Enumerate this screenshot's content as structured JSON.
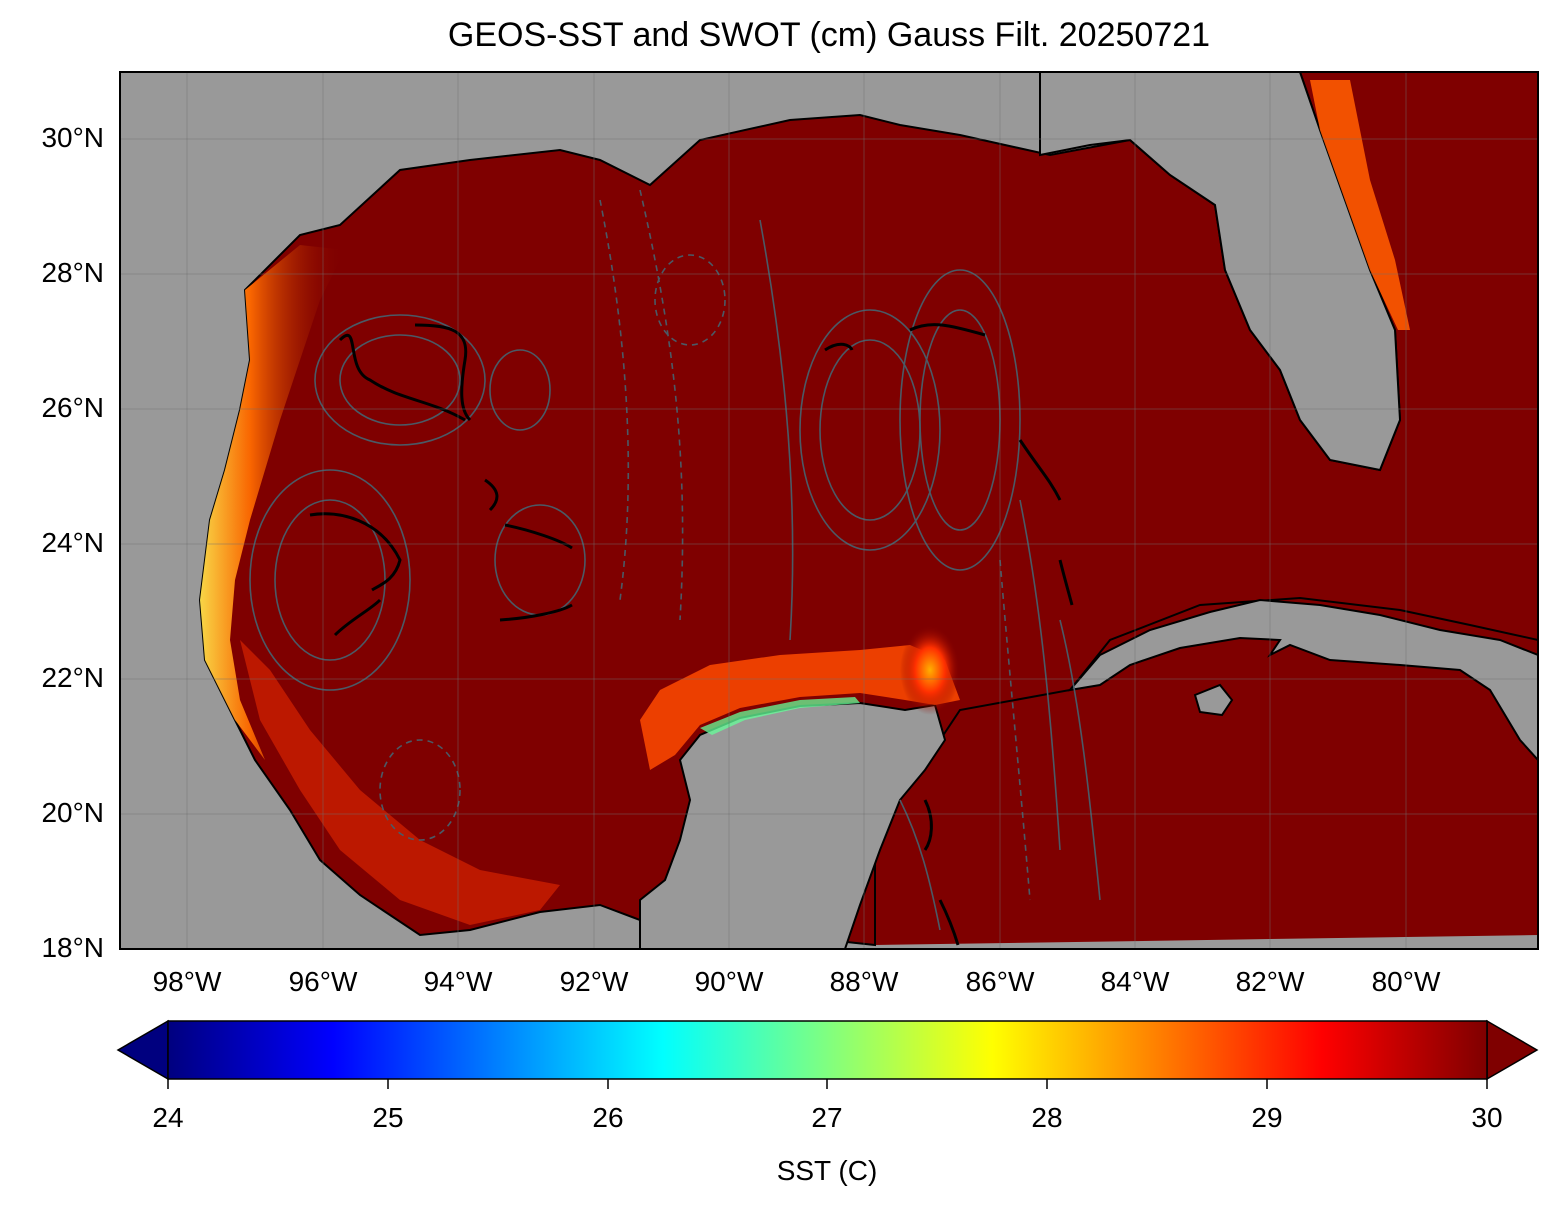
{
  "title": "GEOS-SST  and SWOT (cm) Gauss Filt. 20250721",
  "lat_labels": [
    "30°N",
    "28°N",
    "26°N",
    "24°N",
    "22°N",
    "20°N",
    "18°N"
  ],
  "lon_labels": [
    "98°W",
    "96°W",
    "94°W",
    "92°W",
    "90°W",
    "88°W",
    "86°W",
    "84°W",
    "82°W",
    "80°W"
  ],
  "colorbar": {
    "label": "SST (C)",
    "ticks": [
      "24",
      "25",
      "26",
      "27",
      "28",
      "29",
      "30"
    ],
    "min": 24,
    "max": 30,
    "extend": "both",
    "colormap": [
      "#00007f",
      "#0000ff",
      "#0080ff",
      "#00ffff",
      "#80ff80",
      "#ffff00",
      "#ff8000",
      "#ff0000",
      "#7f0000"
    ]
  },
  "extent": {
    "lon_min": -99,
    "lon_max": -78.1,
    "lat_min": 18,
    "lat_max": 31
  },
  "colors": {
    "land": "#999999",
    "ocean_sst": "#7f0000",
    "coastline": "#000000",
    "contour": "#4a5a66",
    "gridline": "#6e6e6e"
  }
}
--
What you are asked to do:
Each line of the data is to be duplicated exactly; pictures stay out of the copy.

Exercise answer:
Enumerate this screenshot's content as structured JSON.
{
  "title": "GEOS-SST  and SWOT (cm) Gauss Filt. 20250721",
  "lat_labels": [
    "30°N",
    "28°N",
    "26°N",
    "24°N",
    "22°N",
    "20°N",
    "18°N"
  ],
  "lon_labels": [
    "98°W",
    "96°W",
    "94°W",
    "92°W",
    "90°W",
    "88°W",
    "86°W",
    "84°W",
    "82°W",
    "80°W"
  ],
  "colorbar": {
    "label": "SST (C)",
    "ticks": [
      "24",
      "25",
      "26",
      "27",
      "28",
      "29",
      "30"
    ],
    "min": 24,
    "max": 30,
    "extend": "both",
    "colormap": [
      "#00007f",
      "#0000ff",
      "#0080ff",
      "#00ffff",
      "#80ff80",
      "#ffff00",
      "#ff8000",
      "#ff0000",
      "#7f0000"
    ]
  },
  "extent": {
    "lon_min": -99,
    "lon_max": -78.1,
    "lat_min": 18,
    "lat_max": 31
  },
  "colors": {
    "land": "#999999",
    "ocean_sst": "#7f0000",
    "coastline": "#000000",
    "contour": "#4a5a66",
    "gridline": "#6e6e6e"
  }
}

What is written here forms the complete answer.